Directing Alums Join Roundabout Directors Group 2025 Cohort
Directing alums Ghina Fawaz '25 and Ares Harper '24 were selected to join the Roundabout Directors Group, a selective mentorship program that incubates directors historically marginalized in the theatre industry.
The Roundabout Directors Group (RDG) builds a launchpad for early-career directors by providing monthly meetings with industry leaders, tickets to all Roundabout productions, networking sessions with other early-career artist groups and Roundabout leadership, artists-in-residence and alumni, feedback on professional materials like applications, websites and portfolios, a headshot session, and a professional development fund.
Fawas and Harper were selected for the seventh annual cohort. The group supports its members' holistic professional development rather than one particular project, but Fawas will continue to seek inspiration in the program.
"I’m looking forward to the inspiration this year at Roundabout will bring and to being guided by my cohort, and by the stories and voices that deserve amplification," Fawas said. "Palestinian poet Refaat Al Areer once wrote, 'If I must die, you must live to tell my story.' His words remain a compass in my work."
The Roundabout Theatre Company is a nonprofit coalition of four iconic Broadway venues, including the Stephen Sondheim Theater and the legendary Studio 54, where Roundabout moved its landmark production of Cabaret in 1998. The Roundabout Directors Group furthers the company's mission to celebrate the power of theatre, cultivate new works of the present, and educate minds for the future.
"The RDG cohort meets monthly with established artists to offer mentorship and workshops on topics such as: leadership during a global pandemic, transitioning from assisting to directing, directing for TV/Film, understanding SDC, self-producing, finding representation, and more," said the Roundabout Theatre Company. "Most importantly, RDG serves as a connection point to find community between colleagues with the hope that our members leave RDG with a larger circle of industry connections, knowledge, and a close group of peers."

> _Extracted entries_
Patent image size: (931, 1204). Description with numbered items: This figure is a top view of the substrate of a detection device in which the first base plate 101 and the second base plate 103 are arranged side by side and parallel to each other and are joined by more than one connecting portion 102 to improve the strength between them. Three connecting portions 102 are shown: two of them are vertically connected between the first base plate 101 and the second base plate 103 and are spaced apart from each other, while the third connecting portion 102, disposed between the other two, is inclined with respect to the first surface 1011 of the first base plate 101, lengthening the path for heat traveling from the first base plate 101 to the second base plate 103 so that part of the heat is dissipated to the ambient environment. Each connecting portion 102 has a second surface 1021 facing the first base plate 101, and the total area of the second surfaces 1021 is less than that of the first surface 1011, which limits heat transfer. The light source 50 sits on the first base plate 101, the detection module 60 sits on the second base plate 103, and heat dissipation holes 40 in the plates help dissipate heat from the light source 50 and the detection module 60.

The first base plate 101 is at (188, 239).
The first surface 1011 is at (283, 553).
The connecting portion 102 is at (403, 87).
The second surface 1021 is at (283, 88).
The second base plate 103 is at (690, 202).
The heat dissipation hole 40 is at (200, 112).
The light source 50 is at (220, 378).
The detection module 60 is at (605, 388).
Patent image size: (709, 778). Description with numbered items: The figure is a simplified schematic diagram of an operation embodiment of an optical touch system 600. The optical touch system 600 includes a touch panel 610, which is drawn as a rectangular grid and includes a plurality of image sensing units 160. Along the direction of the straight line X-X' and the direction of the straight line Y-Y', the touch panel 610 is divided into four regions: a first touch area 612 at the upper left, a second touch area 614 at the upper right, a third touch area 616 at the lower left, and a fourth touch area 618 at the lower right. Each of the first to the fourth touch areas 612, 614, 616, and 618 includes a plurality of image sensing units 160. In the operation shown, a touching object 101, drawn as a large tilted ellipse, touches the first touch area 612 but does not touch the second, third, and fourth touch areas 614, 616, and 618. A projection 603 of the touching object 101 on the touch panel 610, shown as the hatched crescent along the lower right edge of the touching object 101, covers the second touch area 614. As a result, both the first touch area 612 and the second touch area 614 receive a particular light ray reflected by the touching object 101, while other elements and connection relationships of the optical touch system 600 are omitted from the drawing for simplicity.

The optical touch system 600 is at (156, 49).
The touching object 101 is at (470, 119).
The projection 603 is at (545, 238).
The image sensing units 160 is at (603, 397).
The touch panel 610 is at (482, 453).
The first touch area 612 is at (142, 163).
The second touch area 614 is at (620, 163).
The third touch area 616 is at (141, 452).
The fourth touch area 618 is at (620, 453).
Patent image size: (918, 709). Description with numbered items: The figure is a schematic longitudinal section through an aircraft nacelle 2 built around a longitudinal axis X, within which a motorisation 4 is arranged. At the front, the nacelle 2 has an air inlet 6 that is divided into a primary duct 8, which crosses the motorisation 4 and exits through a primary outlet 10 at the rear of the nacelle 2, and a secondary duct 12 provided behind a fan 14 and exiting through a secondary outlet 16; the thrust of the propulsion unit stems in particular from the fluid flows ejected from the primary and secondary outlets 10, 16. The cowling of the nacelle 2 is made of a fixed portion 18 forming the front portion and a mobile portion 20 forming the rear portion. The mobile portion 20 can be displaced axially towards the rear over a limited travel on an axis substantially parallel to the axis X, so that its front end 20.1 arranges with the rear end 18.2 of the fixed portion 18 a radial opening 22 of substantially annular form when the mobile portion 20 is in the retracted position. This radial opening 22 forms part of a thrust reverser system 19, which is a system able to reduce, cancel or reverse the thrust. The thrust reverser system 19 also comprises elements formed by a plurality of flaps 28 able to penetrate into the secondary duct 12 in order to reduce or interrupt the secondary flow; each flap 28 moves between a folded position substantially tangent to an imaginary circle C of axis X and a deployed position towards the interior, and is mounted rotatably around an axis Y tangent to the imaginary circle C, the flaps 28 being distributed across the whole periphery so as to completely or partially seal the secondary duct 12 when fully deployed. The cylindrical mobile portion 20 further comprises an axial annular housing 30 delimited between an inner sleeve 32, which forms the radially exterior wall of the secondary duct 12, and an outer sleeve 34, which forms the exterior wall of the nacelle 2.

> _Required work_
Print the full article on the Roundabout Directors Group cohort word for word. The entries come from a separate source.

> _Answer to this task_
Directing Alums Join Roundabout Directors Group 2025 Cohort
Directing alums Ghina Fawaz '25 and Ares Harper '24 were selected to join the Roundabout Directors Group, a selective mentorship program that incubates directors historically marginalized in the theatre industry.
The Roundabout Directors Group (RDG) builds a launchpad for early-career directors by providing monthly meetings with industry leaders, tickets to all Roundabout productions, networking sessions with other early-career artist groups and Roundabout leadership, artists-in-residence and alumni, feedback on professional materials like applications, websites and portfolios, a headshot session, and a professional development fund.
Fawas and Harper were selected for the seventh annual cohort. The group supports its members' holistic professional development rather than one particular project, but Fawas will continue to seek inspiration in the program.
"I’m looking forward to the inspiration this year at Roundabout will bring and to being guided by my cohort, and by the stories and voices that deserve amplification," Fawas said. "Palestinian poet Refaat Al Areer once wrote, 'If I must die, you must live to tell my story.' His words remain a compass in my work."
The Roundabout Theatre Company is a nonprofit coalition of four iconic Broadway venues, including the Stephen Sondheim Theater and the legendary Studio 54, where Roundabout moved its landmark production of Cabaret in 1998. The Roundabout Directors Group furthers the company's mission to celebrate the power of theatre, cultivate new works of the present, and educate minds for the future.
"The RDG cohort meets monthly with established artists to offer mentorship and workshops on topics such as: leadership during a global pandemic, transitioning from assisting to directing, directing for TV/Film, understanding SDC, self-producing, finding representation, and more," said the Roundabout Theatre Company. "Most importantly, RDG serves as a connection point to find community between colleagues with the hope that our members leave RDG with a larger circle of industry connections, knowledge, and a close group of peers."